## Exercise description
Reproduce each line from the records that holds "rule".

########

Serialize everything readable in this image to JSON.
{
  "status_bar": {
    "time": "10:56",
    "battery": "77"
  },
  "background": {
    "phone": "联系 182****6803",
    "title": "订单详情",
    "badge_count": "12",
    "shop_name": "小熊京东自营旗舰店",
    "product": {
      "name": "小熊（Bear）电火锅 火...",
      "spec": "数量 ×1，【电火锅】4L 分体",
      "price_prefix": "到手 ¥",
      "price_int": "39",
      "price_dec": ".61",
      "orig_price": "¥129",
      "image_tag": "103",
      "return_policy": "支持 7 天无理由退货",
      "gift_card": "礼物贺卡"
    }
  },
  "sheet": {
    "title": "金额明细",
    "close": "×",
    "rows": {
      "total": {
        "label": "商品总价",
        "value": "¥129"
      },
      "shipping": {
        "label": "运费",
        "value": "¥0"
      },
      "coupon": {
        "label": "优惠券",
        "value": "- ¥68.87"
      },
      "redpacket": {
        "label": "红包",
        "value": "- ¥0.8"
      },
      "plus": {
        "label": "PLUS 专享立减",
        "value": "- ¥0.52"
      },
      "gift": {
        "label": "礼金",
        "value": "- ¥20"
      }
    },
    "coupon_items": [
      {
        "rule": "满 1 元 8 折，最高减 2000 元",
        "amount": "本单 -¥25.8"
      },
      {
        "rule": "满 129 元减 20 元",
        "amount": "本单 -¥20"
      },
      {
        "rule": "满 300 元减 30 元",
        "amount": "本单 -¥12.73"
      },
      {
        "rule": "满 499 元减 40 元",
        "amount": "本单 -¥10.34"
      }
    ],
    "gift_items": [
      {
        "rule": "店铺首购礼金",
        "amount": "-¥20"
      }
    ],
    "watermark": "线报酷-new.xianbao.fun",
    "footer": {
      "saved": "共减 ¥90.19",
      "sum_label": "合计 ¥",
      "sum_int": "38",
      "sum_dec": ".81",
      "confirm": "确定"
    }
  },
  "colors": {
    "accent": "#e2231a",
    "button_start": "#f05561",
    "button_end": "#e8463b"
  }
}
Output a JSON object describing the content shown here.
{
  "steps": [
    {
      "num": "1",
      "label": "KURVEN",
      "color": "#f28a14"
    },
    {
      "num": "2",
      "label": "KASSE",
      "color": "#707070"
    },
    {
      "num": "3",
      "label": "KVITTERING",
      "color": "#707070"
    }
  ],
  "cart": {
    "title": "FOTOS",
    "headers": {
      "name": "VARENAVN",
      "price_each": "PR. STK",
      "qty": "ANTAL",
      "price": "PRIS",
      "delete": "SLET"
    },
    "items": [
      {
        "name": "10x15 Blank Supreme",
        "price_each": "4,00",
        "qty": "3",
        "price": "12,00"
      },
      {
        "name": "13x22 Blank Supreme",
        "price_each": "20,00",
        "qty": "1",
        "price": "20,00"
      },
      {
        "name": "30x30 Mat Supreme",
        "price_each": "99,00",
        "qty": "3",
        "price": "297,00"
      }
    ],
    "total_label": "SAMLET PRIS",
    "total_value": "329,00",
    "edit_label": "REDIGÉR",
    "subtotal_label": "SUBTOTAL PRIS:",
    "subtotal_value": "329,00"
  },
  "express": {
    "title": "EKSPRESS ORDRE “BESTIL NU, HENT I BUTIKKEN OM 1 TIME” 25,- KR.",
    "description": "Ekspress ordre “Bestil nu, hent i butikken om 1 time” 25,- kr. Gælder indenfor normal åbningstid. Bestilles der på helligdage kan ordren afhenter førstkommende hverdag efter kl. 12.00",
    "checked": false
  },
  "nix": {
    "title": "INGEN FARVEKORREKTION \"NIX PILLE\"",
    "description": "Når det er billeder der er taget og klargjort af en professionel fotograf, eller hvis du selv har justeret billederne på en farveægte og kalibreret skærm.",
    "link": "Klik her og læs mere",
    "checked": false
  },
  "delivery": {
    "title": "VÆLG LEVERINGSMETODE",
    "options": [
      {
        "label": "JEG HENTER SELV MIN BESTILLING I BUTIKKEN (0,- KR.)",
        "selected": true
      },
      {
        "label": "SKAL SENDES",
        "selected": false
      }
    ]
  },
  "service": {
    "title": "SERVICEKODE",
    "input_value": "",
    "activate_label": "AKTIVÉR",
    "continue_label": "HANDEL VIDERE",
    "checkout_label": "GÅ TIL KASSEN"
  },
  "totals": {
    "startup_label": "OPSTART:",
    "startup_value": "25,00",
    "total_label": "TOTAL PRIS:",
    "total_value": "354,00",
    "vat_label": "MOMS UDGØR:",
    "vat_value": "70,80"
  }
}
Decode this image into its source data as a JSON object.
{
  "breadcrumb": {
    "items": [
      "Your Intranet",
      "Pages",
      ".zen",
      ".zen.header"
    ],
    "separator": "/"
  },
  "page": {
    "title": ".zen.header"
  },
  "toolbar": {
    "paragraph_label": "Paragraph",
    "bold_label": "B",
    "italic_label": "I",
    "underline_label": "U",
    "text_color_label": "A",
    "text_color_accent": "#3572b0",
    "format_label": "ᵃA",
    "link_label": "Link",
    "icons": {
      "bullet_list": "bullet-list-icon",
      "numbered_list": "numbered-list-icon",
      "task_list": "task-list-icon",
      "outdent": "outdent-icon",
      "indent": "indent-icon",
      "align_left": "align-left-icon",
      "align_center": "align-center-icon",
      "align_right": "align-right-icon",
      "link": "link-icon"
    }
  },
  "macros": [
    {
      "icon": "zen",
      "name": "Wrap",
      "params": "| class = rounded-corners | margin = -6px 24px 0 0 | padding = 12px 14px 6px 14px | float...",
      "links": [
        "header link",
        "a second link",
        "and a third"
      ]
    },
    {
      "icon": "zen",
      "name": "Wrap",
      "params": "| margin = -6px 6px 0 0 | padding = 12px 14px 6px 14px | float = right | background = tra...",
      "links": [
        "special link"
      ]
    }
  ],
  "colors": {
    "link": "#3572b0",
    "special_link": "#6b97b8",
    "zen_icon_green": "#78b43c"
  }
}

########

## Solution to this problem
        "rule": "满 1 元 8 折，最高减 2000 元",
        "rule": "满 129 元减 20 元",
        "rule": "满 300 元减 30 元",
        "rule": "满 499 元减 40 元",
        "rule": "店铺首购礼金",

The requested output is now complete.